##### DATASET EXTRACT #####
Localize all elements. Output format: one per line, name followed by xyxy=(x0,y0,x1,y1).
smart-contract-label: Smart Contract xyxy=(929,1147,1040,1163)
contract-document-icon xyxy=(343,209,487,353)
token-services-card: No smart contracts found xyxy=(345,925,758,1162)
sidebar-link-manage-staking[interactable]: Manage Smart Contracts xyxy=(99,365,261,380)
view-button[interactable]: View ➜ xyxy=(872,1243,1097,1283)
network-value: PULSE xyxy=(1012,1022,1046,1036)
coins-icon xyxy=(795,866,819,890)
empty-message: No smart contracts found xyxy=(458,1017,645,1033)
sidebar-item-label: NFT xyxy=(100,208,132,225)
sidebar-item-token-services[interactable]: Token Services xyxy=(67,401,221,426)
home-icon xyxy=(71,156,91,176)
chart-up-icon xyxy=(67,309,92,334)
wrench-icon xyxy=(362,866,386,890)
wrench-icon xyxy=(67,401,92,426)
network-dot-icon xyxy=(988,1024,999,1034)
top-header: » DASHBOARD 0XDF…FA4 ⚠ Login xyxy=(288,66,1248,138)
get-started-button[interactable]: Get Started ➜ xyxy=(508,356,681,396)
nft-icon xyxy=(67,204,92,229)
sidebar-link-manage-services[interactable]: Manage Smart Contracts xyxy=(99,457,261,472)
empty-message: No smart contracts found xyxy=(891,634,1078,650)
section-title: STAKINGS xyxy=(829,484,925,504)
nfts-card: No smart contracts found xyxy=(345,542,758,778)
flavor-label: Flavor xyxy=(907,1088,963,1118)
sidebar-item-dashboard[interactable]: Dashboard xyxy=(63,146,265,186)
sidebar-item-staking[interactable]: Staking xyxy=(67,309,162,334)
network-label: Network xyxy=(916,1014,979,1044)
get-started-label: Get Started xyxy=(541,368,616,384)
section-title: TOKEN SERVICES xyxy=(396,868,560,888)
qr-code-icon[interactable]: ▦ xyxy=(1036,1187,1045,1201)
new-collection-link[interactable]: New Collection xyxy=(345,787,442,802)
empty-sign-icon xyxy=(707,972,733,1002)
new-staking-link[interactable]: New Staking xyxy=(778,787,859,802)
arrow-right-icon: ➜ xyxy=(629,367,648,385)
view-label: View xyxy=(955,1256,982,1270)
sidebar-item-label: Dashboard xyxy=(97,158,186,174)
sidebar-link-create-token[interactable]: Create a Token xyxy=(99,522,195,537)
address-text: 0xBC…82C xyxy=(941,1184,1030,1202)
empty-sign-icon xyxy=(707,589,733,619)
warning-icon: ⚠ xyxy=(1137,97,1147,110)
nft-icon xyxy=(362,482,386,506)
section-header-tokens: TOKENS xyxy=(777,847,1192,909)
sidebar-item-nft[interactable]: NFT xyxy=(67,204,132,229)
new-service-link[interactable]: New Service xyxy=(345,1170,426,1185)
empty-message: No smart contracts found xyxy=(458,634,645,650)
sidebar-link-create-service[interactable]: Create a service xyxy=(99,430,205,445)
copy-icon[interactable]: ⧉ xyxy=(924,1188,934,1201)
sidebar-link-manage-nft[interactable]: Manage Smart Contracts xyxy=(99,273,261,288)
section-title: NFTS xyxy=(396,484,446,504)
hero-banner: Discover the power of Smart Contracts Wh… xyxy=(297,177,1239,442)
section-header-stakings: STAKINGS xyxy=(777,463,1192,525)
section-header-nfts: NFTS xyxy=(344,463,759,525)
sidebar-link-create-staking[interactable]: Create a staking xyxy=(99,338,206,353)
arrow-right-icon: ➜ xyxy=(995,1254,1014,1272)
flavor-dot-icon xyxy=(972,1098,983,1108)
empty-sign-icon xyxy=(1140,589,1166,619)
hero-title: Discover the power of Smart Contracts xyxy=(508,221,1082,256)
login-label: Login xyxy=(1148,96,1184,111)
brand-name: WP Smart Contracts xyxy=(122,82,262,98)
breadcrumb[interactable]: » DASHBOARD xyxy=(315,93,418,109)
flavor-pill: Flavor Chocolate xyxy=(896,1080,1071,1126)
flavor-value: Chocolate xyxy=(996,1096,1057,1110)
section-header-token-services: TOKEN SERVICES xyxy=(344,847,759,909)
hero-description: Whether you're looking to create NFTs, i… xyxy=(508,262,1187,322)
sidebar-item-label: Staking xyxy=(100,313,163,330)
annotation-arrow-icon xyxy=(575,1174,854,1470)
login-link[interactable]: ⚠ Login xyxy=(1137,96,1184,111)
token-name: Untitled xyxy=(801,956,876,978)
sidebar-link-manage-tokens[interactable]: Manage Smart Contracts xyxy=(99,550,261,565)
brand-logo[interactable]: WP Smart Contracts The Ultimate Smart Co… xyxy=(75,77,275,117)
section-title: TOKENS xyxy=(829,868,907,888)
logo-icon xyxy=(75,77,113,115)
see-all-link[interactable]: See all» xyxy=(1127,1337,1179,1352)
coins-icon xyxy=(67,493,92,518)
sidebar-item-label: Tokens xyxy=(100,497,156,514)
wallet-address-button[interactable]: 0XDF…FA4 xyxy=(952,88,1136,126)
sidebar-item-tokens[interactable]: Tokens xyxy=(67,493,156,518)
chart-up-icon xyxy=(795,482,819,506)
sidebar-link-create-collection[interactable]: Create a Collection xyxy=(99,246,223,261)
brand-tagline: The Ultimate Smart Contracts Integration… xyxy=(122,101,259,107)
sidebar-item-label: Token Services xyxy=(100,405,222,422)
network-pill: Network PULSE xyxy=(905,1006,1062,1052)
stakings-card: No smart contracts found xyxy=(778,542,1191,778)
#####
WRITTEN INSTRUCTION. Reproduce every line of the records above without changing anything.

RESULT.
Localize all elements. Output format: one per line, name followed by xyxy=(x0,y0,x1,y1).
smart-contract-label: Smart Contract xyxy=(929,1147,1040,1163)
contract-document-icon xyxy=(343,209,487,353)
token-services-card: No smart contracts found xyxy=(345,925,758,1162)
sidebar-link-manage-staking[interactable]: Manage Smart Contracts xyxy=(99,365,261,380)
view-button[interactable]: View ➜ xyxy=(872,1243,1097,1283)
network-value: PULSE xyxy=(1012,1022,1046,1036)
coins-icon xyxy=(795,866,819,890)
empty-message: No smart contracts found xyxy=(458,1017,645,1033)
sidebar-item-label: NFT xyxy=(100,208,132,225)
sidebar-item-token-services[interactable]: Token Services xyxy=(67,401,221,426)
home-icon xyxy=(71,156,91,176)
chart-up-icon xyxy=(67,309,92,334)
wrench-icon xyxy=(362,866,386,890)
wrench-icon xyxy=(67,401,92,426)
network-dot-icon xyxy=(988,1024,999,1034)
top-header: » DASHBOARD 0XDF…FA4 ⚠ Login xyxy=(288,66,1248,138)
get-started-button[interactable]: Get Started ➜ xyxy=(508,356,681,396)
nft-icon xyxy=(67,204,92,229)
sidebar-link-manage-services[interactable]: Manage Smart Contracts xyxy=(99,457,261,472)
empty-message: No smart contracts found xyxy=(891,634,1078,650)
section-title: STAKINGS xyxy=(829,484,925,504)
nfts-card: No smart contracts found xyxy=(345,542,758,778)
flavor-label: Flavor xyxy=(907,1088,963,1118)
sidebar-item-dashboard[interactable]: Dashboard xyxy=(63,146,265,186)
sidebar-item-staking[interactable]: Staking xyxy=(67,309,162,334)
network-label: Network xyxy=(916,1014,979,1044)
get-started-label: Get Started xyxy=(541,368,616,384)
section-title: TOKEN SERVICES xyxy=(396,868,560,888)
qr-code-icon[interactable]: ▦ xyxy=(1036,1187,1045,1201)
new-collection-link[interactable]: New Collection xyxy=(345,787,442,802)
empty-sign-icon xyxy=(707,972,733,1002)
new-staking-link[interactable]: New Staking xyxy=(778,787,859,802)
arrow-right-icon: ➜ xyxy=(629,367,648,385)
view-label: View xyxy=(955,1256,982,1270)
sidebar-item-label: Dashboard xyxy=(97,158,186,174)
sidebar-link-create-token[interactable]: Create a Token xyxy=(99,522,195,537)
address-text: 0xBC…82C xyxy=(941,1184,1030,1202)
empty-sign-icon xyxy=(707,589,733,619)
warning-icon: ⚠ xyxy=(1137,97,1147,110)
nft-icon xyxy=(362,482,386,506)
section-header-tokens: TOKENS xyxy=(777,847,1192,909)
sidebar-item-nft[interactable]: NFT xyxy=(67,204,132,229)
new-service-link[interactable]: New Service xyxy=(345,1170,426,1185)
empty-message: No smart contracts found xyxy=(458,634,645,650)
sidebar-link-create-service[interactable]: Create a service xyxy=(99,430,205,445)
copy-icon[interactable]: ⧉ xyxy=(924,1188,934,1201)
sidebar-link-manage-nft[interactable]: Manage Smart Contracts xyxy=(99,273,261,288)
section-title: NFTS xyxy=(396,484,446,504)
hero-banner: Discover the power of Smart Contracts Wh… xyxy=(297,177,1239,442)
section-header-stakings: STAKINGS xyxy=(777,463,1192,525)
section-header-nfts: NFTS xyxy=(344,463,759,525)
sidebar-link-create-staking[interactable]: Create a staking xyxy=(99,338,206,353)
arrow-right-icon: ➜ xyxy=(995,1254,1014,1272)
flavor-dot-icon xyxy=(972,1098,983,1108)
empty-sign-icon xyxy=(1140,589,1166,619)
hero-title: Discover the power of Smart Contracts xyxy=(508,221,1082,256)
login-label: Login xyxy=(1148,96,1184,111)
brand-name: WP Smart Contracts xyxy=(122,82,262,98)
breadcrumb[interactable]: » DASHBOARD xyxy=(315,93,418,109)
flavor-pill: Flavor Chocolate xyxy=(896,1080,1071,1126)
flavor-value: Chocolate xyxy=(996,1096,1057,1110)
section-header-token-services: TOKEN SERVICES xyxy=(344,847,759,909)
hero-description: Whether you're looking to create NFTs, i… xyxy=(508,262,1187,322)
sidebar-item-label: Staking xyxy=(100,313,163,330)
annotation-arrow-icon xyxy=(575,1174,854,1470)
login-link[interactable]: ⚠ Login xyxy=(1137,96,1184,111)
token-name: Untitled xyxy=(801,956,876,978)
sidebar-link-manage-tokens[interactable]: Manage Smart Contracts xyxy=(99,550,261,565)
brand-logo[interactable]: WP Smart Contracts The Ultimate Smart Co… xyxy=(75,77,275,117)
section-title: TOKENS xyxy=(829,868,907,888)
logo-icon xyxy=(75,77,113,115)
see-all-link[interactable]: See all» xyxy=(1127,1337,1179,1352)
coins-icon xyxy=(67,493,92,518)
sidebar-item-label: Tokens xyxy=(100,497,156,514)
wallet-address-button[interactable]: 0XDF…FA4 xyxy=(952,88,1136,126)
sidebar-item-tokens[interactable]: Tokens xyxy=(67,493,156,518)
chart-up-icon xyxy=(795,482,819,506)
sidebar-link-create-collection[interactable]: Create a Collection xyxy=(99,246,223,261)
brand-tagline: The Ultimate Smart Contracts Integration… xyxy=(122,101,259,107)
sidebar-item-label: Token Services xyxy=(100,405,222,422)
network-pill: Network PULSE xyxy=(905,1006,1062,1052)
stakings-card: No smart contracts found xyxy=(778,542,1191,778)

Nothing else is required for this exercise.